#### Exercise:
Filter the listing below, copying every line in which the word "княжі" appears.

* begin Exercise input *

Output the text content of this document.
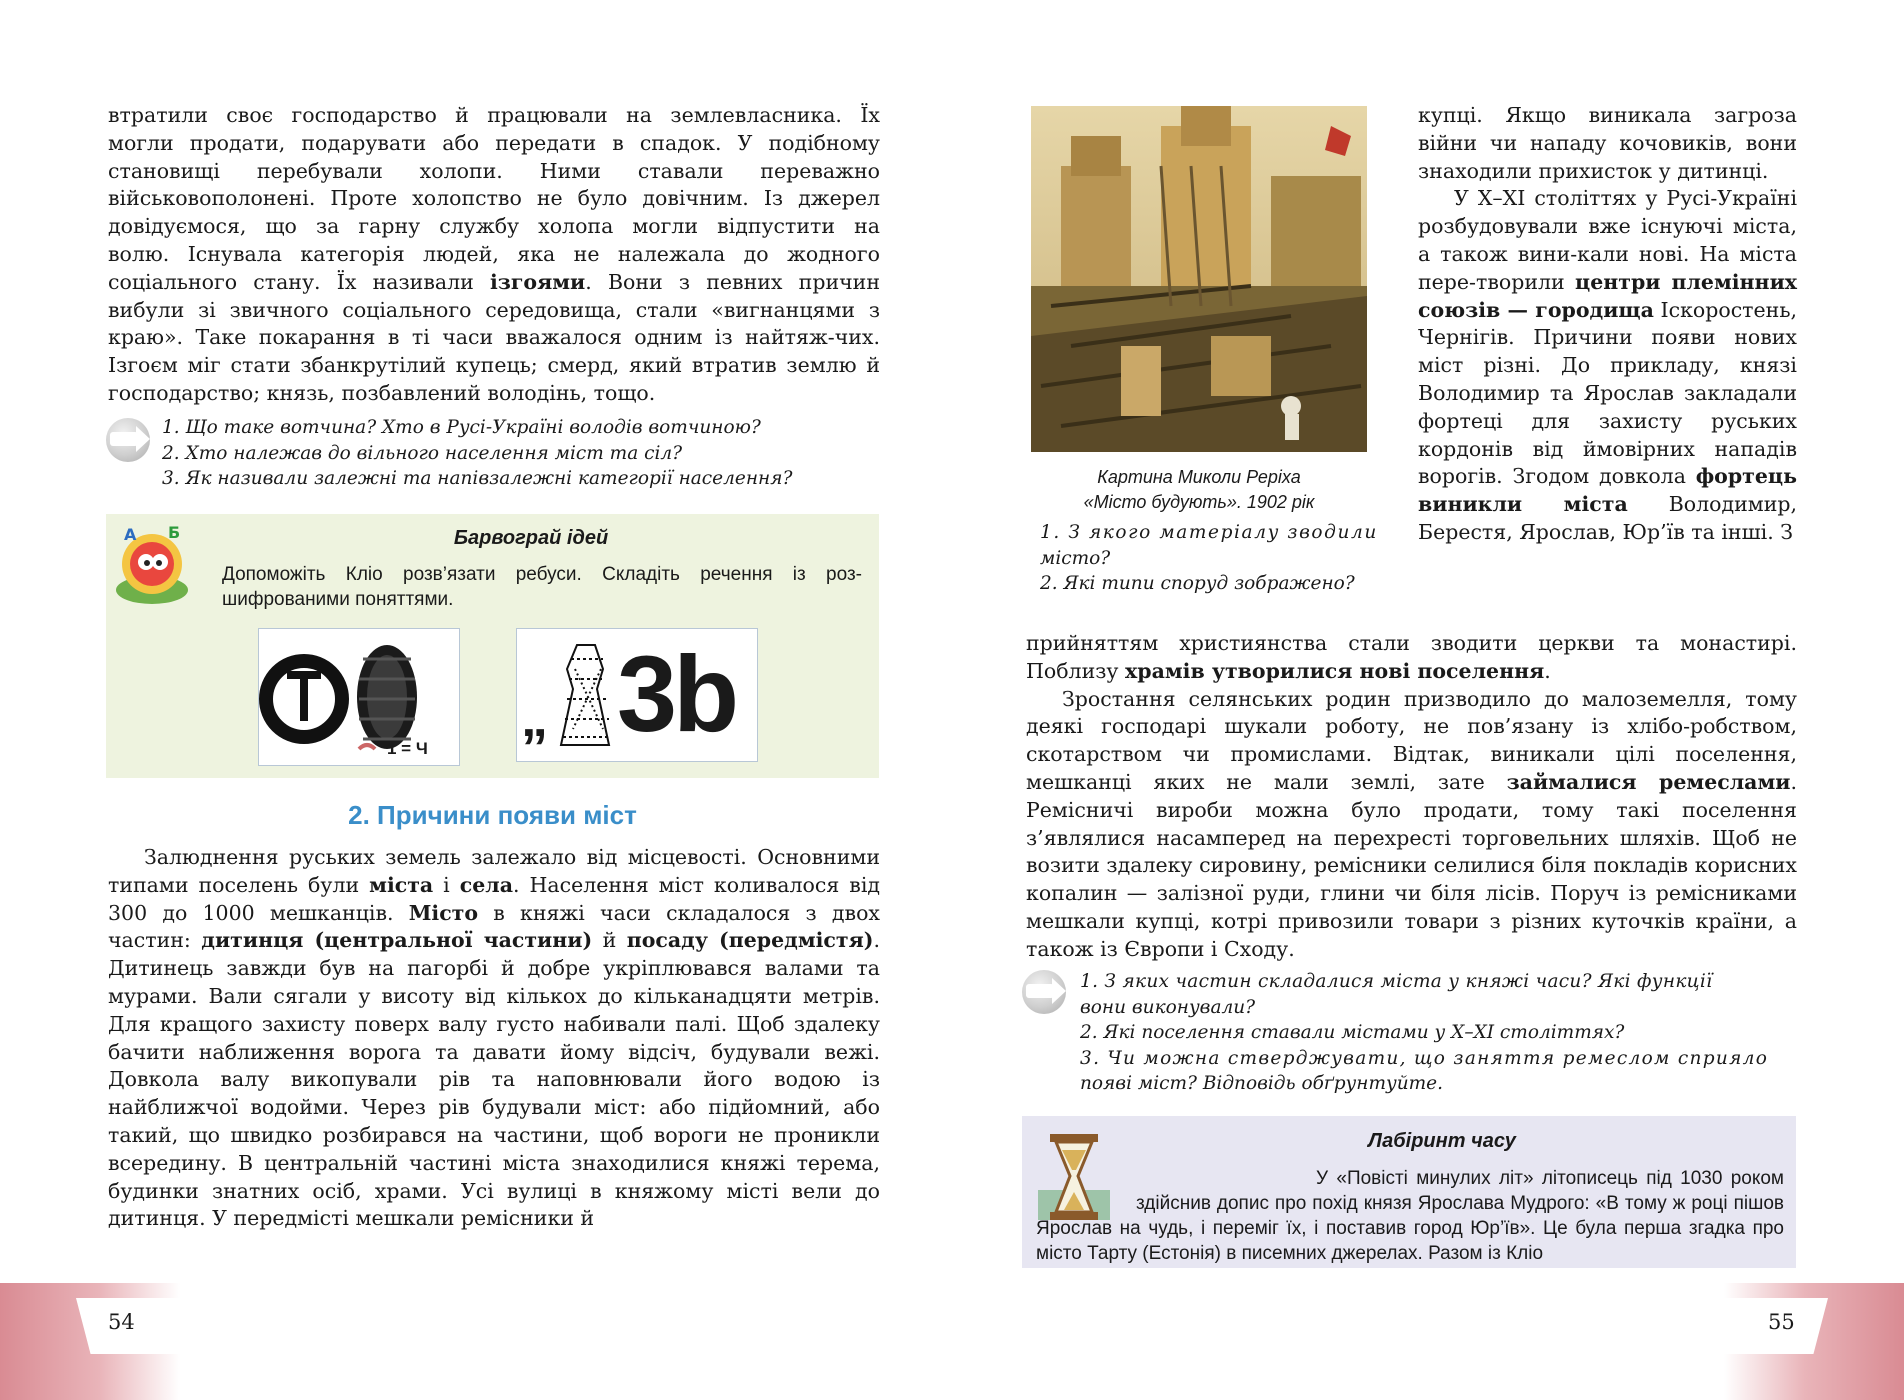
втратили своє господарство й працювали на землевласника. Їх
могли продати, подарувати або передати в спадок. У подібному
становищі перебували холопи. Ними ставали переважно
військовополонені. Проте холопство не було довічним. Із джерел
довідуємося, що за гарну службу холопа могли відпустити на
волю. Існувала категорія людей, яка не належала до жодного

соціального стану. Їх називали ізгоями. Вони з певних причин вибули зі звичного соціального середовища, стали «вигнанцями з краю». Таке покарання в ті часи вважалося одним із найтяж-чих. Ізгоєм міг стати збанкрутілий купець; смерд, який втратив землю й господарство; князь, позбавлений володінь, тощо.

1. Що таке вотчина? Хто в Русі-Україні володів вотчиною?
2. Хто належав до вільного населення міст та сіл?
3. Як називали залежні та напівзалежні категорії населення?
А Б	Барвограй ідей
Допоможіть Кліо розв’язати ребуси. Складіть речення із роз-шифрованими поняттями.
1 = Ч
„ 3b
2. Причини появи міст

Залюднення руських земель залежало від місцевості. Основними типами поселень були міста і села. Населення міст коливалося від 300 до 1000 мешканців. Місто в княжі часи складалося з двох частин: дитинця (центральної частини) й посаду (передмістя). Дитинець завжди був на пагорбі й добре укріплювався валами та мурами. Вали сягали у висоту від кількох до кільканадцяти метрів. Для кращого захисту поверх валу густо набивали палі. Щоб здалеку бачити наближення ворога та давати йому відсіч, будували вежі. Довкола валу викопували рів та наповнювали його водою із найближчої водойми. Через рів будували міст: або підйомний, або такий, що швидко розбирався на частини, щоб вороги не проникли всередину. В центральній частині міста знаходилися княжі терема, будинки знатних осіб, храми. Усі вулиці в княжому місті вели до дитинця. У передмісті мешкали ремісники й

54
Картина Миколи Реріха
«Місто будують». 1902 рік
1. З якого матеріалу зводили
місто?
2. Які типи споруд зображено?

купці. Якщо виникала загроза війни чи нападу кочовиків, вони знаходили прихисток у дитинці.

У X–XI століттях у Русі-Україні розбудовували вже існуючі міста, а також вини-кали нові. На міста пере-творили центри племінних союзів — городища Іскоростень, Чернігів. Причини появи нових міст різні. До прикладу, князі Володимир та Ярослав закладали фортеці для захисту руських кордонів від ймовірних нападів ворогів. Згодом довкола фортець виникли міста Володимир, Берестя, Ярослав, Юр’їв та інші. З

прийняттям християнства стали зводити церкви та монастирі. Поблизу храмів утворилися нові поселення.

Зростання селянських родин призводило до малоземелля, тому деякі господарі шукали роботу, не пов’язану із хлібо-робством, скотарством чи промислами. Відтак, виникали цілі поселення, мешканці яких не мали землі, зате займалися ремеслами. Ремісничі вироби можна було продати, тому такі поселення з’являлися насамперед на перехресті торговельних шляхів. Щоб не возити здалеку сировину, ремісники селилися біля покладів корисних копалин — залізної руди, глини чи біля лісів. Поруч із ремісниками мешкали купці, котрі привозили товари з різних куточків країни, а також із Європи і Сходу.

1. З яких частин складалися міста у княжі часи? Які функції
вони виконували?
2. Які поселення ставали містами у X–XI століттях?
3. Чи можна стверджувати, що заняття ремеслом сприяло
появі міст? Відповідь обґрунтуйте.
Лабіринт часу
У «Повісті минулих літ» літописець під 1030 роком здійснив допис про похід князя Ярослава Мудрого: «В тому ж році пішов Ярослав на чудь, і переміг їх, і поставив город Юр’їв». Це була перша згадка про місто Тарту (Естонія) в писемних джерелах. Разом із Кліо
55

* end Exercise input *
* begin Exercise input *

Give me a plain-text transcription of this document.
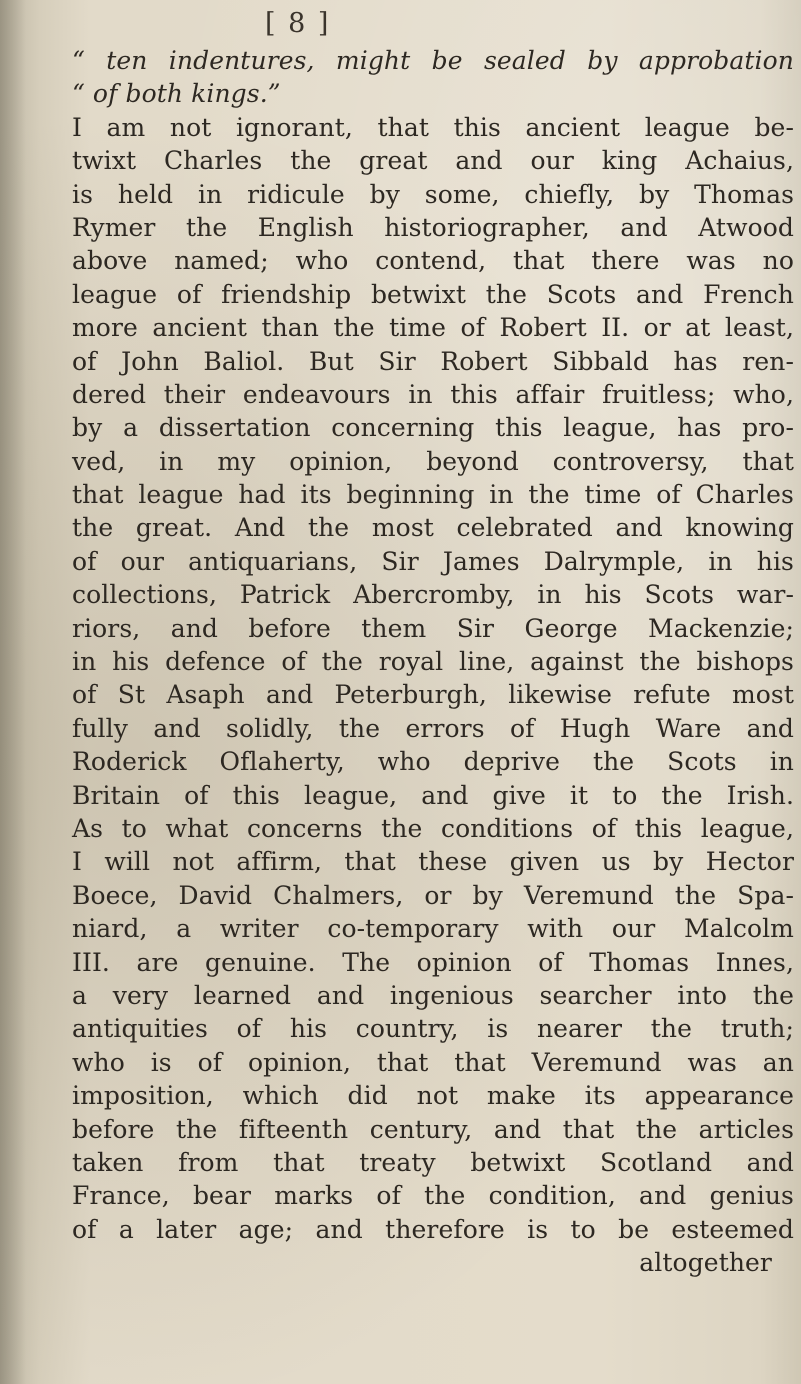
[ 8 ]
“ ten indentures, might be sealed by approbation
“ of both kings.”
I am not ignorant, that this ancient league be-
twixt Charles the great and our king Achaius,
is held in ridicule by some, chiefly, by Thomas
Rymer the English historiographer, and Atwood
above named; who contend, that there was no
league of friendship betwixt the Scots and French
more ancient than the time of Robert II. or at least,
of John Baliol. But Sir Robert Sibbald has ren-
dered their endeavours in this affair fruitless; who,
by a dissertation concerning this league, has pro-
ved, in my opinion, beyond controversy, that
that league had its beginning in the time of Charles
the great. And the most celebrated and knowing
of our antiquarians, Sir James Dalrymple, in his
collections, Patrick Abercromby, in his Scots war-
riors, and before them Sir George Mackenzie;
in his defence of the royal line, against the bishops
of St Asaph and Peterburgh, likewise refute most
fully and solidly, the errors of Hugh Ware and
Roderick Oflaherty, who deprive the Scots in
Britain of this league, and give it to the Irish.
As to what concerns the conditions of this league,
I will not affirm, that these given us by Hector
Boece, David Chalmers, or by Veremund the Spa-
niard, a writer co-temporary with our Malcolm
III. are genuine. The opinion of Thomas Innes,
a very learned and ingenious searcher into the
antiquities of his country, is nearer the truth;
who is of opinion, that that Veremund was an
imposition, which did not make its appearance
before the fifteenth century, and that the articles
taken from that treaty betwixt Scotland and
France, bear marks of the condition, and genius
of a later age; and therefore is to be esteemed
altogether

* end Exercise input *

#### Response below:
Залюднення руських земель залежало від місцевості. Основними типами поселень були міста і села. Населення міст коливалося від 300 до 1000 мешканців. Місто в княжі часи складалося з двох частин: дитинця (центральної частини) й посаду (передмістя). Дитинець завжди був на пагорбі й добре укріплювався валами та мурами. Вали сягали у висоту від кількох до кільканадцяти метрів. Для кращого захисту поверх валу густо набивали палі. Щоб здалеку бачити наближення ворога та давати йому відсіч, будували вежі. Довкола валу викопували рів та наповнювали його водою із найближчої водойми. Через рів будували міст: або підйомний, або такий, що швидко розбирався на частини, щоб вороги не проникли всередину. В центральній частині міста знаходилися княжі терема, будинки знатних осіб, храми. Усі вулиці в княжому місті вели до дитинця. У передмісті мешкали ремісники й
1. З яких частин складалися міста у княжі часи? Які функції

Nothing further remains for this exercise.